◆ Exercise brief ◆
Your task is to write out the complete listing exactly as it is shown.

◆ Given records ◆

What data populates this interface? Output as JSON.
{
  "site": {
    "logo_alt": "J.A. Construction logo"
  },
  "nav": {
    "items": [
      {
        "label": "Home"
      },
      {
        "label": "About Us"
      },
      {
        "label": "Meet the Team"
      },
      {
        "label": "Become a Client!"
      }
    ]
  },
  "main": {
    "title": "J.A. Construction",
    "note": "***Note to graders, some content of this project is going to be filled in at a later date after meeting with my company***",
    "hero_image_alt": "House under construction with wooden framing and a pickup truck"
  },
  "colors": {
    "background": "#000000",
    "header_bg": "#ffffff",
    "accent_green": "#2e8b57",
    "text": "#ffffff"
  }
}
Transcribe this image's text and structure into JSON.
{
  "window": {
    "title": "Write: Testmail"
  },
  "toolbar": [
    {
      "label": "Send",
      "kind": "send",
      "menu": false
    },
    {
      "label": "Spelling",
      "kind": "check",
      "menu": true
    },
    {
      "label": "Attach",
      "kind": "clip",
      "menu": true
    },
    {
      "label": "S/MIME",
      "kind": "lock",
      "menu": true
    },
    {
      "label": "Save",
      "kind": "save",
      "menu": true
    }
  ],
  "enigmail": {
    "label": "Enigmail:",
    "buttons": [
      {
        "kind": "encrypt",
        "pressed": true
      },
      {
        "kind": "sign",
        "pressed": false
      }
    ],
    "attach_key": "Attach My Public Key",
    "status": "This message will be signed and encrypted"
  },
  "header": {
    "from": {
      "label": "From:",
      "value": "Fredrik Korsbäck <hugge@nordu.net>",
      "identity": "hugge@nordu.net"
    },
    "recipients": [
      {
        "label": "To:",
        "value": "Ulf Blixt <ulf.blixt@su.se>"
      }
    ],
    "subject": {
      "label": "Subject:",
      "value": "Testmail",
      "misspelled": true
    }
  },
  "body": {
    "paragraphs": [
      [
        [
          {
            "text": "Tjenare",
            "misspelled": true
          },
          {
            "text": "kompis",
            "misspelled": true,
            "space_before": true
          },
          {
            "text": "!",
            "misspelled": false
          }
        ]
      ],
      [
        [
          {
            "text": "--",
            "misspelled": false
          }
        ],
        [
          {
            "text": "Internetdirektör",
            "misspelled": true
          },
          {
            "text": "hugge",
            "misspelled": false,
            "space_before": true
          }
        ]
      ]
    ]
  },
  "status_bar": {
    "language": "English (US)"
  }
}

◆ Result of this exercise ◆
What data populates this interface? Output as JSON.
{
  "site": {
    "logo_alt": "J.A. Construction logo"
  },
  "nav": {
    "items": [
      {
        "label": "Home"
      },
      {
        "label": "About Us"
      },
      {
        "label": "Meet the Team"
      },
      {
        "label": "Become a Client!"
      }
    ]
  },
  "main": {
    "title": "J.A. Construction",
    "note": "***Note to graders, some content of this project is going to be filled in at a later date after meeting with my company***",
    "hero_image_alt": "House under construction with wooden framing and a pickup truck"
  },
  "colors": {
    "background": "#000000",
    "header_bg": "#ffffff",
    "accent_green": "#2e8b57",
    "text": "#ffffff"
  }
}
Transcribe this image's text and structure into JSON.
{
  "window": {
    "title": "Write: Testmail"
  },
  "toolbar": [
    {
      "label": "Send",
      "kind": "send",
      "menu": false
    },
    {
      "label": "Spelling",
      "kind": "check",
      "menu": true
    },
    {
      "label": "Attach",
      "kind": "clip",
      "menu": true
    },
    {
      "label": "S/MIME",
      "kind": "lock",
      "menu": true
    },
    {
      "label": "Save",
      "kind": "save",
      "menu": true
    }
  ],
  "enigmail": {
    "label": "Enigmail:",
    "buttons": [
      {
        "kind": "encrypt",
        "pressed": true
      },
      {
        "kind": "sign",
        "pressed": false
      }
    ],
    "attach_key": "Attach My Public Key",
    "status": "This message will be signed and encrypted"
  },
  "header": {
    "from": {
      "label": "From:",
      "value": "Fredrik Korsbäck <hugge@nordu.net>",
      "identity": "hugge@nordu.net"
    },
    "recipients": [
      {
        "label": "To:",
        "value": "Ulf Blixt <ulf.blixt@su.se>"
      }
    ],
    "subject": {
      "label": "Subject:",
      "value": "Testmail",
      "misspelled": true
    }
  },
  "body": {
    "paragraphs": [
      [
        [
          {
            "text": "Tjenare",
            "misspelled": true
          },
          {
            "text": "kompis",
            "misspelled": true,
            "space_before": true
          },
          {
            "text": "!",
            "misspelled": false
          }
        ]
      ],
      [
        [
          {
            "text": "--",
            "misspelled": false
          }
        ],
        [
          {
            "text": "Internetdirektör",
            "misspelled": true
          },
          {
            "text": "hugge",
            "misspelled": false,
            "space_before": true
          }
        ]
      ]
    ]
  },
  "status_bar": {
    "language": "English (US)"
  }
}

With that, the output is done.